Rewrite the rows from the line with "Localize all elements." to the line with "project-description-input[interactable] [211, 109, 418, 147]", changing "Localize" to "Locate" and keeping everything else the same. Omit the pictures from your answer.

- Material provided
____

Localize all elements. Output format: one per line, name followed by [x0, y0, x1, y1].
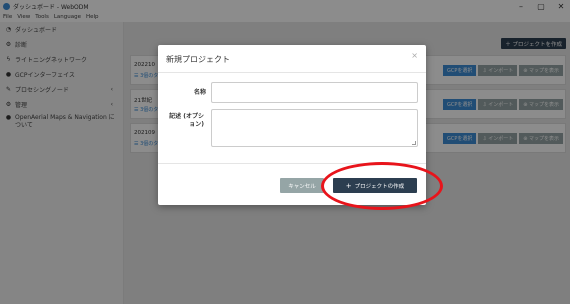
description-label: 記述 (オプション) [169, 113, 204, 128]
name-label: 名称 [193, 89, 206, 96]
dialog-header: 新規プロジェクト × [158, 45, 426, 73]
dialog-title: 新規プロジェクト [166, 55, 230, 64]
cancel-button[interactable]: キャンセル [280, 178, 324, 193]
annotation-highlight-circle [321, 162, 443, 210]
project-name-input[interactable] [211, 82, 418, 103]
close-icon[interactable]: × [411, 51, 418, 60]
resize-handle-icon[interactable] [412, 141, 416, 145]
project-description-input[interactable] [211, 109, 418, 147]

____

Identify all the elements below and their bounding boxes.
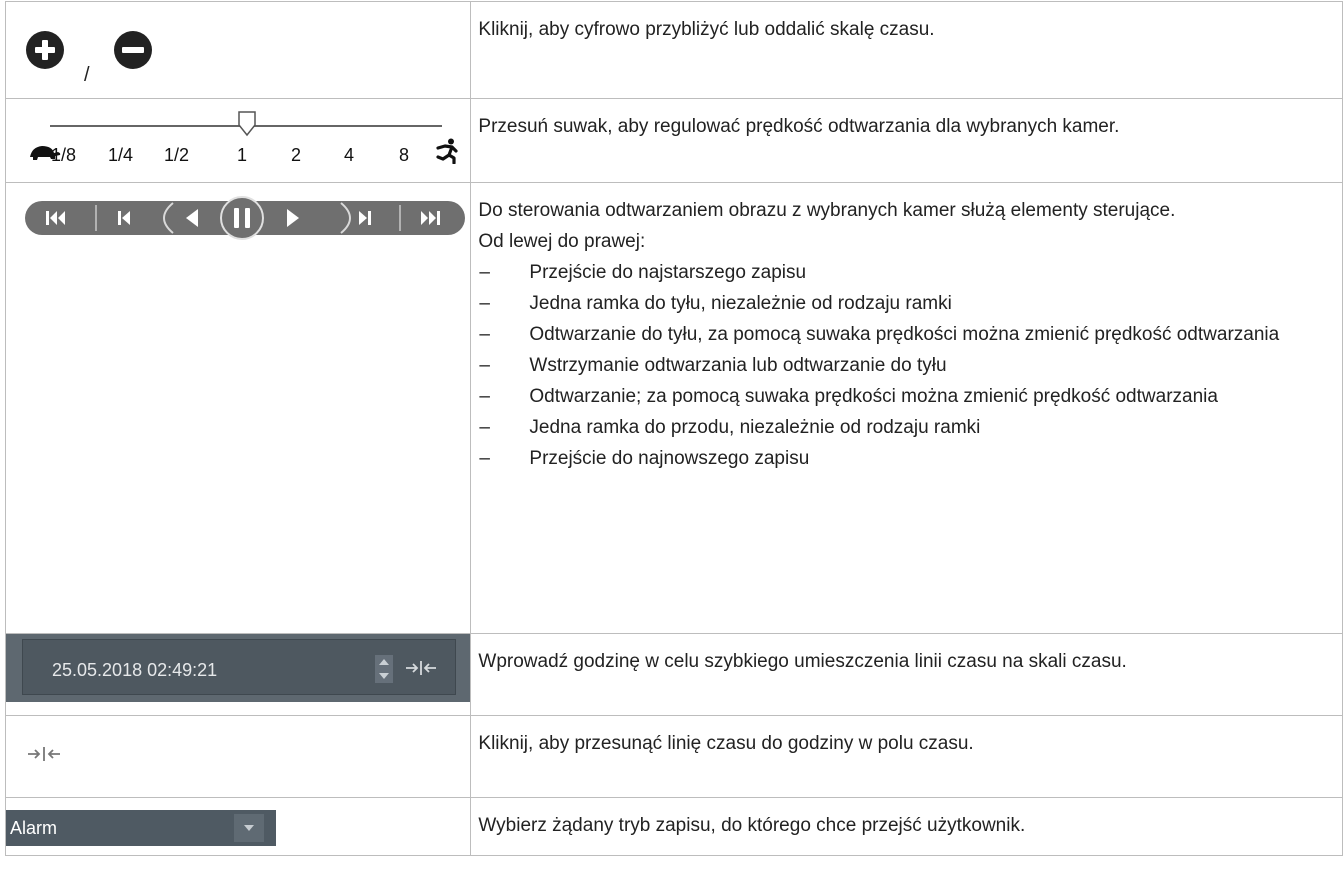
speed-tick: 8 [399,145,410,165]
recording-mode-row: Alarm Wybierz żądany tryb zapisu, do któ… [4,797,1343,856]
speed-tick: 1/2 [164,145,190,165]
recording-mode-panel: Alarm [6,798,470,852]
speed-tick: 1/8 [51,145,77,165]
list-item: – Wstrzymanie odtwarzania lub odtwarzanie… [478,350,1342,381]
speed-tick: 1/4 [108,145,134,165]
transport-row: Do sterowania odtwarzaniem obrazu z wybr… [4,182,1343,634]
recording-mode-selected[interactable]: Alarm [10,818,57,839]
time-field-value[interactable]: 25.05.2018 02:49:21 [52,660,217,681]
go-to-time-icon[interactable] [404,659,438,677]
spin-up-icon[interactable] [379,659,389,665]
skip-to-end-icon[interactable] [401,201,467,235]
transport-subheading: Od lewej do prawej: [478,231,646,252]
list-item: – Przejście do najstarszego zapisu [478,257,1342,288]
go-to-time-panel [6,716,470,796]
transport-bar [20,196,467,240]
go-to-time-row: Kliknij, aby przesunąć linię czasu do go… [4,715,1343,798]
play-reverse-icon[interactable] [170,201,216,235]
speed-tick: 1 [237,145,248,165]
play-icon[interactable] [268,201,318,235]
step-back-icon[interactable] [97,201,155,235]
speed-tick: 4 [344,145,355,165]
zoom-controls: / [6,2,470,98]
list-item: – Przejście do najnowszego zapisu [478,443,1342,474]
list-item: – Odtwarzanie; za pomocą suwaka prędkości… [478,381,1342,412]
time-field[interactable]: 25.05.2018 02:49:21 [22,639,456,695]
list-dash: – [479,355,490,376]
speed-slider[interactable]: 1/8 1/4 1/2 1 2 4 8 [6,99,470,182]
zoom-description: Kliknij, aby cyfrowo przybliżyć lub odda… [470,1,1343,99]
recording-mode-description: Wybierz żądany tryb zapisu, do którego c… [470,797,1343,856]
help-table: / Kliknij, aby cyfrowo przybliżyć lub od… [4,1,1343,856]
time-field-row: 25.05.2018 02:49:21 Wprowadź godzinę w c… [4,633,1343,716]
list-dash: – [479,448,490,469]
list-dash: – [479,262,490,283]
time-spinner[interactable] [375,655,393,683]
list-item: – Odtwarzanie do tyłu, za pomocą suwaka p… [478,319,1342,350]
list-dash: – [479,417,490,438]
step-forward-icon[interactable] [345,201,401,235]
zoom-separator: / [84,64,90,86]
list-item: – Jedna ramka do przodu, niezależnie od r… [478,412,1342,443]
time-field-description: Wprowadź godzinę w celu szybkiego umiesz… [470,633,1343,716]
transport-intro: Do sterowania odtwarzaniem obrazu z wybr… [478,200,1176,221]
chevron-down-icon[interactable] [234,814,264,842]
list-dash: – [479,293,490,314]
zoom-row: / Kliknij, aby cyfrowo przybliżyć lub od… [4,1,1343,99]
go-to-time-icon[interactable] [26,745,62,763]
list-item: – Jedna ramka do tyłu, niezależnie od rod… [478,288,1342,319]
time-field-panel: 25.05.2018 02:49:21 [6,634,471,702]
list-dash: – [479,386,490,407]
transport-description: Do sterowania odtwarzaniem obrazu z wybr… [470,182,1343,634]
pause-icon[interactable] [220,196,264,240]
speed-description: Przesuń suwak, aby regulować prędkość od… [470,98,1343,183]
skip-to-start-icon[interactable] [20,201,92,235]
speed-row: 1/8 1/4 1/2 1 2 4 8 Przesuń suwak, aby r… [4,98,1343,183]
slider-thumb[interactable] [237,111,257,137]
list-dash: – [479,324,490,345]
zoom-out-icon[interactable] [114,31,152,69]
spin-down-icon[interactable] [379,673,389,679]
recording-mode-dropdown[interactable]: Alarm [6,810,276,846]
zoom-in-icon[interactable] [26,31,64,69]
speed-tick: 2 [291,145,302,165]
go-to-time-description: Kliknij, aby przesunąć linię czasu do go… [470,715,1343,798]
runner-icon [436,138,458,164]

____

- Output of the exercise
Locate all elements. Output format: one per line, name followed by [x0, y0, x1, y1].
description-label: 記述 (オプション) [169, 113, 204, 128]
name-label: 名称 [193, 89, 206, 96]
dialog-header: 新規プロジェクト × [158, 45, 426, 73]
dialog-title: 新規プロジェクト [166, 55, 230, 64]
cancel-button[interactable]: キャンセル [280, 178, 324, 193]
annotation-highlight-circle [321, 162, 443, 210]
project-name-input[interactable] [211, 82, 418, 103]
close-icon[interactable]: × [411, 51, 418, 60]
resize-handle-icon[interactable] [412, 141, 416, 145]
project-description-input[interactable] [211, 109, 418, 147]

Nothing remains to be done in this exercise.